§ **EXERCISE DIRECTIONS**: Reproduce the forum thread about tidy and messy rooms word for word, in full.

I have several hundred books and furniture in my room. And a big pile of boxes of old junk I'm going through, trying to condense to a small pile of boxes of old junk. And most of that stuff is either my ex's, or stories I wrote/pictures I drew/school essays/old letters/etc.

I have a desk with my PC on it, where I do all my writing. That's about it. A very boring book hoarder's room. I think it probably looks completely sexless, tbh.
@geraltofrivia There is a stereotype that men are bigger slobs, but oddly, out of the people I've known, I know more women with messy rooms than men. Like, have-no-idea-what-color-the-carpet-is messy. I've known quite a few guys who are very neat and organized.


----------



## Kilgore Trout (Aug 10, 2014)

truant said:


> @geraltofrivia There is a stereotype that men are bigger slobs, but oddly, out of the people I've known, I know more women with messy rooms than men. Like, have-no-idea-what-color-the-carpet-is messy. I've known quite a few guys who are very neat and organized.


Yeah that's why I said "girls' rooms I've been in" are tidy, because I haven't been in many rooms really.

§ **LISTING**:
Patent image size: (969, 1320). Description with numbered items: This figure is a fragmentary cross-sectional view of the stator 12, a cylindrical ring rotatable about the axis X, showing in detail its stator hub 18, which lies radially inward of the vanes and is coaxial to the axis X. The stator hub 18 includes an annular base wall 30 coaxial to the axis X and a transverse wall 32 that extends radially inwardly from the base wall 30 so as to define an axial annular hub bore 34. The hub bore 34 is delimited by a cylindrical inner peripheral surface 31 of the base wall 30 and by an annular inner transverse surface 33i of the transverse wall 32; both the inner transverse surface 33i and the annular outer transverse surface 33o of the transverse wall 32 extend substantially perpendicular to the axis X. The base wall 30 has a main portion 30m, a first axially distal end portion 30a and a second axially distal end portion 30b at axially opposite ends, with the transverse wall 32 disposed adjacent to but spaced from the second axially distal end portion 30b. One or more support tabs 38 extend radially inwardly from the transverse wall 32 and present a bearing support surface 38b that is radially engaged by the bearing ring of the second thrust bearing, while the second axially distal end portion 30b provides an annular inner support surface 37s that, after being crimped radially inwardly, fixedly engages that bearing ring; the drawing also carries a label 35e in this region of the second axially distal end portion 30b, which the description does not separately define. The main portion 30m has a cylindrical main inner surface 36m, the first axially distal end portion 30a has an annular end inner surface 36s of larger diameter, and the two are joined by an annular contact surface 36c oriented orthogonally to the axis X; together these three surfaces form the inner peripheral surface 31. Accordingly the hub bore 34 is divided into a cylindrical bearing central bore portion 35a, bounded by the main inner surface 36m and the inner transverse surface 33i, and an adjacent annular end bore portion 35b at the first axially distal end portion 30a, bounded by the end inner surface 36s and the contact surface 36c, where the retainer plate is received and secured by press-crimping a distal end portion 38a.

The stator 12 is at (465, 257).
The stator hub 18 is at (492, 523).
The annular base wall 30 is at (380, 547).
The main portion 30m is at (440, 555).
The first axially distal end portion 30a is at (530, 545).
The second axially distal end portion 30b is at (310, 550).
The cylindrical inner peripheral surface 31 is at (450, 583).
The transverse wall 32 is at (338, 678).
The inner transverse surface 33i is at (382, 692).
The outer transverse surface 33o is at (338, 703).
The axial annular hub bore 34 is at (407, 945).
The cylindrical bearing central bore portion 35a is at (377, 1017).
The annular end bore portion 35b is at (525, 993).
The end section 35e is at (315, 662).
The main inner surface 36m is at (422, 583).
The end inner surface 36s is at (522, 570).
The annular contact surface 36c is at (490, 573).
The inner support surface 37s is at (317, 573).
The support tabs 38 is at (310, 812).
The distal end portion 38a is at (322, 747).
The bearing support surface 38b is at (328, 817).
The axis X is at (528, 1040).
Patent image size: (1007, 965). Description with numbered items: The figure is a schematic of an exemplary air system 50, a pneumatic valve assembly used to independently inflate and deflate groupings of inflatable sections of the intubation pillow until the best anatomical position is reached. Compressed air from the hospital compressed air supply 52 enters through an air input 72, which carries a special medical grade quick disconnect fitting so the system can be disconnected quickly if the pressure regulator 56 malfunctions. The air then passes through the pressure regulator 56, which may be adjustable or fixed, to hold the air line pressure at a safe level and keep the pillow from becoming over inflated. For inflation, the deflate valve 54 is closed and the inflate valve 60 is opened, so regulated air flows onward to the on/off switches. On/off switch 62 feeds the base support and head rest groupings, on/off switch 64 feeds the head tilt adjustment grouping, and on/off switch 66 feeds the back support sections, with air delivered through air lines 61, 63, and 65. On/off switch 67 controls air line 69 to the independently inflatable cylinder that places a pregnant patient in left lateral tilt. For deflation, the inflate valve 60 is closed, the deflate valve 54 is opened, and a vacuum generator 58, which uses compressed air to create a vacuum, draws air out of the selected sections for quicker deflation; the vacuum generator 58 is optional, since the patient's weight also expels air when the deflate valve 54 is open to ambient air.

§ **EXPECTED OUTPUT**:
I have several hundred books and furniture in my room. And a big pile of boxes of old junk I'm going through, trying to condense to a small pile of boxes of old junk. And most of that stuff is either my ex's, or stories I wrote/pictures I drew/school essays/old letters/etc.

I have a desk with my PC on it, where I do all my writing. That's about it. A very boring book hoarder's room. I think it probably looks completely sexless, tbh.
@geraltofrivia There is a stereotype that men are bigger slobs, but oddly, out of the people I've known, I know more women with messy rooms than men. Like, have-no-idea-what-color-the-carpet-is messy. I've known quite a few guys who are very neat and organized.


----------



## Kilgore Trout (Aug 10, 2014)

truant said:


> @geraltofrivia There is a stereotype that men are bigger slobs, but oddly, out of the people I've known, I know more women with messy rooms than men. Like, have-no-idea-what-color-the-carpet-is messy. I've known quite a few guys who are very neat and organized.


Yeah that's why I said "girls' rooms I've been in" are tidy, because I haven't been in many rooms really.